_Written instruction_: Which lines hold the string "content"? Copy every one of them.

↓↓↓

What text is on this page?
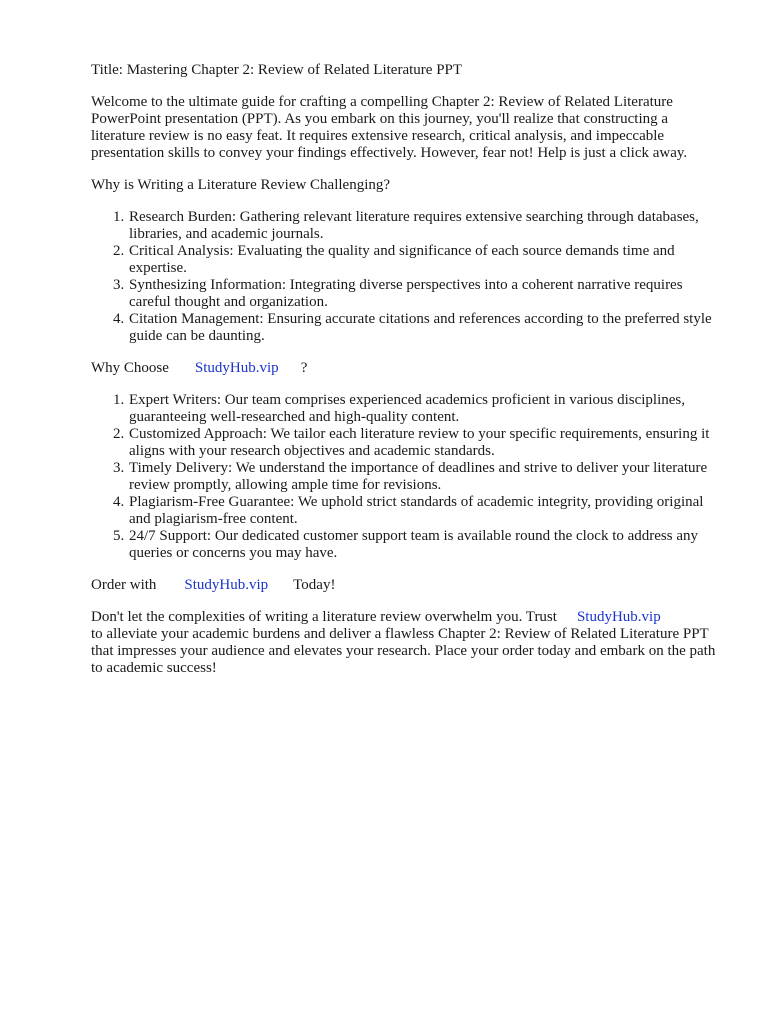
Title: Mastering Chapter 2: Review of Related Literature PPT

Welcome to the ultimate guide for crafting a compelling Chapter 2: Review of Related Literature PowerPoint presentation (PPT). As you embark on this journey, you'll realize that constructing a literature review is no easy feat. It requires extensive research, critical analysis, and impeccable presentation skills to convey your findings effectively. However, fear not! Help is just a click away.

Why is Writing a Literature Review Challenging?

1. Research Burden: Gathering relevant literature requires extensive searching through databases, libraries, and academic journals.
2. Critical Analysis: Evaluating the quality and significance of each source demands time and expertise.
3. Synthesizing Information: Integrating diverse perspectives into a coherent narrative requires careful thought and organization.
4. Citation Management: Ensuring accurate citations and references according to the preferred style guide can be daunting.

Why Choose StudyHub.vip ?

1. Expert Writers: Our team comprises experienced academics proficient in various disciplines, guaranteeing well-researched and high-quality content.
2. Customized Approach: We tailor each literature review to your specific requirements, ensuring it aligns with your research objectives and academic standards.
3. Timely Delivery: We understand the importance of deadlines and strive to deliver your literature review promptly, allowing ample time for revisions.
4. Plagiarism-Free Guarantee: We uphold strict standards of academic integrity, providing original and plagiarism-free content.
5. 24/7 Support: Our dedicated customer support team is available round the clock to address any queries or concerns you may have.

Order with StudyHub.vip Today!

Don't let the complexities of writing a literature review overwhelm you. Trust StudyHub.vip
to alleviate your academic burdens and deliver a flawless Chapter 2: Review of Related Literature PPT that impresses your audience and elevates your research. Place your order today and embark on the path to academic success!
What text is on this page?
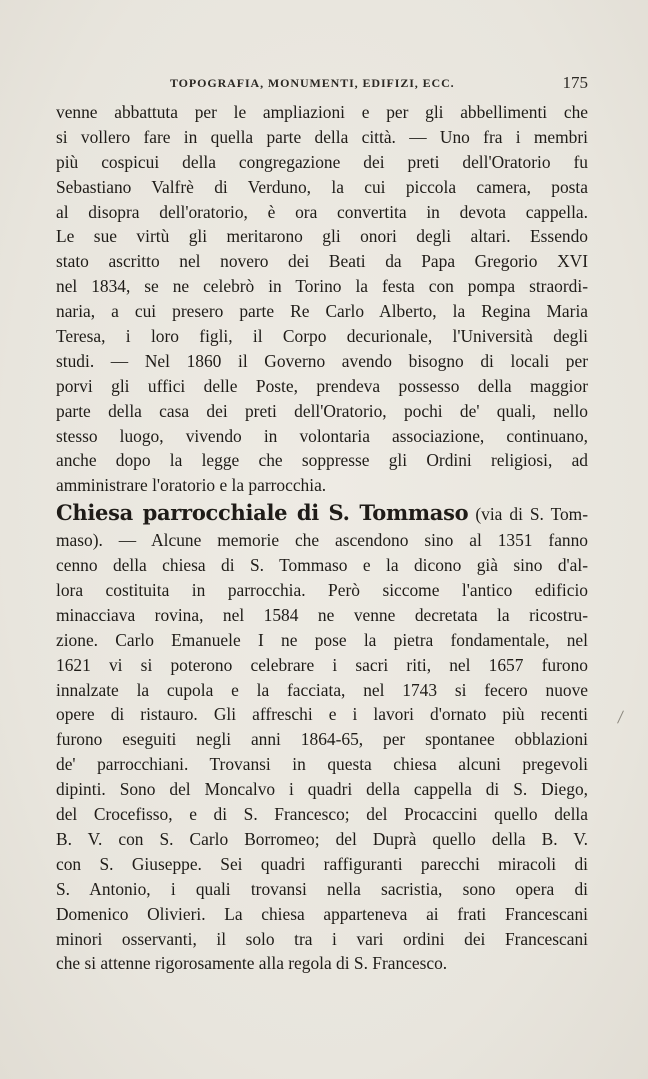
TOPOGRAFIA, MONUMENTI, EDIFIZI, ECC.	175
venne abbattuta per le ampliazioni e per gli abbellimenti che
si vollero fare in quella parte della città. — Uno fra i membri
più cospicui della congregazione dei preti dell'Oratorio fu
Sebastiano Valfrè di Verduno, la cui piccola camera, posta
al disopra dell'oratorio, è ora convertita in devota cappella.
Le sue virtù gli meritarono gli onori degli altari. Essendo
stato ascritto nel novero dei Beati da Papa Gregorio XVI
nel 1834, se ne celebrò in Torino la festa con pompa straordi-
naria, a cui presero parte Re Carlo Alberto, la Regina Maria
Teresa, i loro figli, il Corpo decurionale, l'Università degli
studi. — Nel 1860 il Governo avendo bisogno di locali per
porvi gli uffici delle Poste, prendeva possesso della maggior
parte della casa dei preti dell'Oratorio, pochi de' quali, nello
stesso luogo, vivendo in volontaria associazione, continuano,
anche dopo la legge che soppresse gli Ordini religiosi, ad
amministrare l'oratorio e la parrocchia.
Chiesa parrocchiale di S. Tommaso (via di S. Tom-
maso). — Alcune memorie che ascendono sino al 1351 fanno
cenno della chiesa di S. Tommaso e la dicono già sino d'al-
lora costituita in parrocchia. Però siccome l'antico edificio
minacciava rovina, nel 1584 ne venne decretata la ricostru-
zione. Carlo Emanuele I ne pose la pietra fondamentale, nel
1621 vi si poterono celebrare i sacri riti, nel 1657 furono
innalzate la cupola e la facciata, nel 1743 si fecero nuove
opere di ristauro. Gli affreschi e i lavori d'ornato più recenti
furono eseguiti negli anni 1864-65, per spontanee obblazioni
de' parrocchiani. Trovansi in questa chiesa alcuni pregevoli
dipinti. Sono del Moncalvo i quadri della cappella di S. Diego,
del Crocefisso, e di S. Francesco; del Procaccini quello della
B. V. con S. Carlo Borromeo; del Duprà quello della B. V.
con S. Giuseppe. Sei quadri raffiguranti parecchi miracoli di
S. Antonio, i quali trovansi nella sacristia, sono opera di
Domenico Olivieri. La chiesa apparteneva ai frati Francescani
minori osservanti, il solo tra i vari ordini dei Francescani
che si attenne rigorosamente alla regola di S. Francesco.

↑↑↑

_Solution_:
1. Expert Writers: Our team comprises experienced academics proficient in various disciplines, guaranteeing well-researched and high-quality content.
4. Plagiarism-Free Guarantee: We uphold strict standards of academic integrity, providing original and plagiarism-free content.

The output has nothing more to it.